PROBLEM DETAILS:
In the data below, find every line that has the string "المدى", and copy it.

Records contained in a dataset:
▼▼▼
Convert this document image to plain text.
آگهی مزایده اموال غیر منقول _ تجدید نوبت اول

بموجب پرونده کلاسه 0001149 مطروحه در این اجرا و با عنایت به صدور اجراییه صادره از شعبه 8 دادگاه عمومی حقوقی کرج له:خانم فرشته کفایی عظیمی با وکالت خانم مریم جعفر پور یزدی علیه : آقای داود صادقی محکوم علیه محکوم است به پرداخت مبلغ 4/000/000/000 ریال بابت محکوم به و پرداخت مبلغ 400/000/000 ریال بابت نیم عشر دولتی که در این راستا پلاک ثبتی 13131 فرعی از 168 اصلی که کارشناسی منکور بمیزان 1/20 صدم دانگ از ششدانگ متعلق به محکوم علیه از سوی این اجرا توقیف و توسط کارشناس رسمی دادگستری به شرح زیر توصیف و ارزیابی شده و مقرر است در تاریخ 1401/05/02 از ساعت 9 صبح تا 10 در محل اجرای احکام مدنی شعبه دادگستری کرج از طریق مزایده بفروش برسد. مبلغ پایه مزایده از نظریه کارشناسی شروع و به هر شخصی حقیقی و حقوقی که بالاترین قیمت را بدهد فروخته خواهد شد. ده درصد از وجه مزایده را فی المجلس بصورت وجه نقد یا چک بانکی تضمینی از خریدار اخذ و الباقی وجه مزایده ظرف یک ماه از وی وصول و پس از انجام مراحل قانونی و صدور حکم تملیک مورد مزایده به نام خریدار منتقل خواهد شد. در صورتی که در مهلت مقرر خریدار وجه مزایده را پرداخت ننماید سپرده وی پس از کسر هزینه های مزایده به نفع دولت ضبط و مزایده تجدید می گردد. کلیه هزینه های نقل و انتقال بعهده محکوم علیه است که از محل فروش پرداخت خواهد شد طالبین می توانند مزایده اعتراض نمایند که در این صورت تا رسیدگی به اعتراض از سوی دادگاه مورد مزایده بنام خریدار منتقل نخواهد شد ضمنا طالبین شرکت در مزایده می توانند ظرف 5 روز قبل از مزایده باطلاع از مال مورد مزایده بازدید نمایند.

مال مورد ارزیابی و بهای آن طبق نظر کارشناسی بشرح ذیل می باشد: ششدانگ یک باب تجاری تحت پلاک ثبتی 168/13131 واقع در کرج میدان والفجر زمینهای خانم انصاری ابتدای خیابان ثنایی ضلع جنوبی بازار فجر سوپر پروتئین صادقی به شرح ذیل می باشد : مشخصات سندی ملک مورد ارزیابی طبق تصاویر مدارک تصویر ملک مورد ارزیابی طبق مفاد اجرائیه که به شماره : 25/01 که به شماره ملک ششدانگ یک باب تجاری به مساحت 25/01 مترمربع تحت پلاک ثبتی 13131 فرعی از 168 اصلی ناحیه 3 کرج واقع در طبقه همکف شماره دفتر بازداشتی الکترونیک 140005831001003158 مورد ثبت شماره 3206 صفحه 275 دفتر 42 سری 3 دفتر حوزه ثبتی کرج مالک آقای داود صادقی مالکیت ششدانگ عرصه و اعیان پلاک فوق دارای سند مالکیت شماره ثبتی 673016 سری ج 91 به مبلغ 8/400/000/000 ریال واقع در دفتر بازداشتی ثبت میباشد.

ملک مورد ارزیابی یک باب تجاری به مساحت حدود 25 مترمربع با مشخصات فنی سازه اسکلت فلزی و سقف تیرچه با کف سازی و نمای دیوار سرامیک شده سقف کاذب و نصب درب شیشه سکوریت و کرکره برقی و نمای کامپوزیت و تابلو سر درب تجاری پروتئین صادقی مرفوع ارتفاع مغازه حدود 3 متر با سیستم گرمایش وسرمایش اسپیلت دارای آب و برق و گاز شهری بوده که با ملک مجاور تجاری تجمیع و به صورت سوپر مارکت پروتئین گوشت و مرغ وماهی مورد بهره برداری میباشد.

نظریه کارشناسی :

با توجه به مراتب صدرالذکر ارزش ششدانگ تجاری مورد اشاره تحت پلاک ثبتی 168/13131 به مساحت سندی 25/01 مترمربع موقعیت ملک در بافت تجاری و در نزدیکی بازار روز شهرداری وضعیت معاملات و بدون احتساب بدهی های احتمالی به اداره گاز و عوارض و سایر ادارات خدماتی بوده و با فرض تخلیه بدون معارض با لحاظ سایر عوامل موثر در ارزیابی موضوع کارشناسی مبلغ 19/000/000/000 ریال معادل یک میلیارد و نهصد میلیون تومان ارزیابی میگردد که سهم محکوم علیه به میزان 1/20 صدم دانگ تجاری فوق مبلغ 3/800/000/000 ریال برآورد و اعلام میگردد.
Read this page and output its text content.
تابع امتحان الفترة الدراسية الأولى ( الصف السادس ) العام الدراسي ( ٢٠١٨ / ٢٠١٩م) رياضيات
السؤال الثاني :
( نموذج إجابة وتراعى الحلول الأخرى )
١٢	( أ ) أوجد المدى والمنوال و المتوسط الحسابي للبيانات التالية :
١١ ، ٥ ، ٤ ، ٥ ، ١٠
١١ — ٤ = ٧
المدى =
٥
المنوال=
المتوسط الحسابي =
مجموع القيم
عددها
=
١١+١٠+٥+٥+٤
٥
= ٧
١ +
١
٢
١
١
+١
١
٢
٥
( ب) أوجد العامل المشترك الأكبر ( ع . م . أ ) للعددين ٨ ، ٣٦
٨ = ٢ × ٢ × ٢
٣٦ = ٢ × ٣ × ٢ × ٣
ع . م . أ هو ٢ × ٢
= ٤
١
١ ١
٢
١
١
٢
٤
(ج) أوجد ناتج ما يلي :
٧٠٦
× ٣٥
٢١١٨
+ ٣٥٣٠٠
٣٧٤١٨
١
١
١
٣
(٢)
▲▲▲
COMPLETED TASK:
١٢	( أ ) أوجد المدى والمنوال و المتوسط الحسابي للبيانات التالية :
المدى =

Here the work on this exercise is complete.